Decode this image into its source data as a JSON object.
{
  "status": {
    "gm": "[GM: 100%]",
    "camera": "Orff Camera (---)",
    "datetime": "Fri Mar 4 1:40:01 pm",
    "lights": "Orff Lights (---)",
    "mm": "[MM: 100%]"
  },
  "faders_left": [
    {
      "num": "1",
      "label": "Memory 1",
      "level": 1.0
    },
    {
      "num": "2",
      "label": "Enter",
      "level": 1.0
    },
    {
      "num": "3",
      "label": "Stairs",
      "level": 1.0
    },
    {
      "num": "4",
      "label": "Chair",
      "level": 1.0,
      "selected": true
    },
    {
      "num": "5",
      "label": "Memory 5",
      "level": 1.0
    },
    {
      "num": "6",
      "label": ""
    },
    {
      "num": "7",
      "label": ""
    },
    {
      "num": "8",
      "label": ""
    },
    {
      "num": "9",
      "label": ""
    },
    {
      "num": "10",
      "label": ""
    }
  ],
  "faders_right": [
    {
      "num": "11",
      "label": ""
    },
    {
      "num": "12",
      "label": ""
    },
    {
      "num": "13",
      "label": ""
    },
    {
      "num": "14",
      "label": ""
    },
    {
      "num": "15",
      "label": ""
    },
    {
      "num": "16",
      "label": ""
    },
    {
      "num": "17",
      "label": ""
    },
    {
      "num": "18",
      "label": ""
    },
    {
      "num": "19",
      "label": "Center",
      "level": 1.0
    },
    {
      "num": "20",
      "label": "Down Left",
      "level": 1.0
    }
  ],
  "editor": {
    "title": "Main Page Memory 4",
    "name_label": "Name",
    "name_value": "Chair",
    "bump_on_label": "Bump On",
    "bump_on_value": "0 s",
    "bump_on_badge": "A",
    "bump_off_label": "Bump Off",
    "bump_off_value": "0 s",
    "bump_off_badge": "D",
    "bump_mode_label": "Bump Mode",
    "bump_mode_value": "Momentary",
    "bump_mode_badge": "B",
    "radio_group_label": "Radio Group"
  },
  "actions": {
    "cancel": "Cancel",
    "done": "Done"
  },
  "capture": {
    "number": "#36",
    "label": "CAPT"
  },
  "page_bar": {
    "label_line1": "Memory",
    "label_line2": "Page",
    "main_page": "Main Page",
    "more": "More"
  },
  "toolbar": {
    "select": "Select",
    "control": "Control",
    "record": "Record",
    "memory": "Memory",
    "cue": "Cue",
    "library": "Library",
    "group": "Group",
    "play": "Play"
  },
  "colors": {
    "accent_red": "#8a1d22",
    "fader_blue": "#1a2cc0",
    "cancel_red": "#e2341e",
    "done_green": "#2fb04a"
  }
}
§ §
▸ Required task: Reproduce the records above exactly.

▸ Result of this exercise:
Decode this image into its source data as a JSON object.
{
  "status": {
    "gm": "[GM: 100%]",
    "camera": "Orff Camera (---)",
    "datetime": "Fri Mar 4 1:40:01 pm",
    "lights": "Orff Lights (---)",
    "mm": "[MM: 100%]"
  },
  "faders_left": [
    {
      "num": "1",
      "label": "Memory 1",
      "level": 1.0
    },
    {
      "num": "2",
      "label": "Enter",
      "level": 1.0
    },
    {
      "num": "3",
      "label": "Stairs",
      "level": 1.0
    },
    {
      "num": "4",
      "label": "Chair",
      "level": 1.0,
      "selected": true
    },
    {
      "num": "5",
      "label": "Memory 5",
      "level": 1.0
    },
    {
      "num": "6",
      "label": ""
    },
    {
      "num": "7",
      "label": ""
    },
    {
      "num": "8",
      "label": ""
    },
    {
      "num": "9",
      "label": ""
    },
    {
      "num": "10",
      "label": ""
    }
  ],
  "faders_right": [
    {
      "num": "11",
      "label": ""
    },
    {
      "num": "12",
      "label": ""
    },
    {
      "num": "13",
      "label": ""
    },
    {
      "num": "14",
      "label": ""
    },
    {
      "num": "15",
      "label": ""
    },
    {
      "num": "16",
      "label": ""
    },
    {
      "num": "17",
      "label": ""
    },
    {
      "num": "18",
      "label": ""
    },
    {
      "num": "19",
      "label": "Center",
      "level": 1.0
    },
    {
      "num": "20",
      "label": "Down Left",
      "level": 1.0
    }
  ],
  "editor": {
    "title": "Main Page Memory 4",
    "name_label": "Name",
    "name_value": "Chair",
    "bump_on_label": "Bump On",
    "bump_on_value": "0 s",
    "bump_on_badge": "A",
    "bump_off_label": "Bump Off",
    "bump_off_value": "0 s",
    "bump_off_badge": "D",
    "bump_mode_label": "Bump Mode",
    "bump_mode_value": "Momentary",
    "bump_mode_badge": "B",
    "radio_group_label": "Radio Group"
  },
  "actions": {
    "cancel": "Cancel",
    "done": "Done"
  },
  "capture": {
    "number": "#36",
    "label": "CAPT"
  },
  "page_bar": {
    "label_line1": "Memory",
    "label_line2": "Page",
    "main_page": "Main Page",
    "more": "More"
  },
  "toolbar": {
    "select": "Select",
    "control": "Control",
    "record": "Record",
    "memory": "Memory",
    "cue": "Cue",
    "library": "Library",
    "group": "Group",
    "play": "Play"
  },
  "colors": {
    "accent_red": "#8a1d22",
    "fader_blue": "#1a2cc0",
    "cancel_red": "#e2341e",
    "done_green": "#2fb04a"
  }
}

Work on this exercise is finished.